Each entry needs to be restated exactly as written.
BEGIN Extracted material
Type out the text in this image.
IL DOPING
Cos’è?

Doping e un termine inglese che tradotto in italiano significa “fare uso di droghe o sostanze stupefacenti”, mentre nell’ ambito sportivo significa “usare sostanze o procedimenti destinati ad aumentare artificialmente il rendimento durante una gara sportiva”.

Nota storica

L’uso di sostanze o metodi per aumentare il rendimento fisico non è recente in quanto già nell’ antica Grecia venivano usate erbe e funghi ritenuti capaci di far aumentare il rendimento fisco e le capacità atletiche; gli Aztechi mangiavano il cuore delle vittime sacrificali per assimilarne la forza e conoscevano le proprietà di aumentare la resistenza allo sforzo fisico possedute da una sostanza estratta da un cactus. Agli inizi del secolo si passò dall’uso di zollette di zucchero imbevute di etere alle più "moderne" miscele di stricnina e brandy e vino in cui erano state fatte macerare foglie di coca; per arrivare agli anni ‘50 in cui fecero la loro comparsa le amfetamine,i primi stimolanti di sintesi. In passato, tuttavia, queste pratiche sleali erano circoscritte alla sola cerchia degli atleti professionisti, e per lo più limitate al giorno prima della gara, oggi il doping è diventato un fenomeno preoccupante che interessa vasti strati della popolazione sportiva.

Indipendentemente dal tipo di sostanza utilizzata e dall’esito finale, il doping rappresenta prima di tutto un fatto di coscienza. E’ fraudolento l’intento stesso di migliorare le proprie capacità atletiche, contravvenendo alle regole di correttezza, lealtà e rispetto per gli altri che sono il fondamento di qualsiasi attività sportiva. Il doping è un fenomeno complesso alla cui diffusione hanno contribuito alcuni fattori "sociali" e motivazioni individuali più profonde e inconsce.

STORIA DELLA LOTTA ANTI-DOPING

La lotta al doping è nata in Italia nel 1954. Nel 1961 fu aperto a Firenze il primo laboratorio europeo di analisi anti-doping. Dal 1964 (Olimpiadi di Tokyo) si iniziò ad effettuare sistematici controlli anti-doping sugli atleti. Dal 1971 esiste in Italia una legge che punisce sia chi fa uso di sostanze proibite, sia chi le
END Extracted material
#### Response
Type out the text in this image.
IL DOPING
Cos’è?

Doping e un termine inglese che tradotto in italiano significa “fare uso di droghe o sostanze stupefacenti”, mentre nell’ ambito sportivo significa “usare sostanze o procedimenti destinati ad aumentare artificialmente il rendimento durante una gara sportiva”.

Nota storica

L’uso di sostanze o metodi per aumentare il rendimento fisico non è recente in quanto già nell’ antica Grecia venivano usate erbe e funghi ritenuti capaci di far aumentare il rendimento fisco e le capacità atletiche; gli Aztechi mangiavano il cuore delle vittime sacrificali per assimilarne la forza e conoscevano le proprietà di aumentare la resistenza allo sforzo fisico possedute da una sostanza estratta da un cactus. Agli inizi del secolo si passò dall’uso di zollette di zucchero imbevute di etere alle più "moderne" miscele di stricnina e brandy e vino in cui erano state fatte macerare foglie di coca; per arrivare agli anni ‘50 in cui fecero la loro comparsa le amfetamine,i primi stimolanti di sintesi. In passato, tuttavia, queste pratiche sleali erano circoscritte alla sola cerchia degli atleti professionisti, e per lo più limitate al giorno prima della gara, oggi il doping è diventato un fenomeno preoccupante che interessa vasti strati della popolazione sportiva.

Indipendentemente dal tipo di sostanza utilizzata e dall’esito finale, il doping rappresenta prima di tutto un fatto di coscienza. E’ fraudolento l’intento stesso di migliorare le proprie capacità atletiche, contravvenendo alle regole di correttezza, lealtà e rispetto per gli altri che sono il fondamento di qualsiasi attività sportiva. Il doping è un fenomeno complesso alla cui diffusione hanno contribuito alcuni fattori "sociali" e motivazioni individuali più profonde e inconsce.

STORIA DELLA LOTTA ANTI-DOPING

La lotta al doping è nata in Italia nel 1954. Nel 1961 fu aperto a Firenze il primo laboratorio europeo di analisi anti-doping. Dal 1964 (Olimpiadi di Tokyo) si iniziò ad effettuare sistematici controlli anti-doping sugli atleti. Dal 1971 esiste in Italia una legge che punisce sia chi fa uso di sostanze proibite, sia chi le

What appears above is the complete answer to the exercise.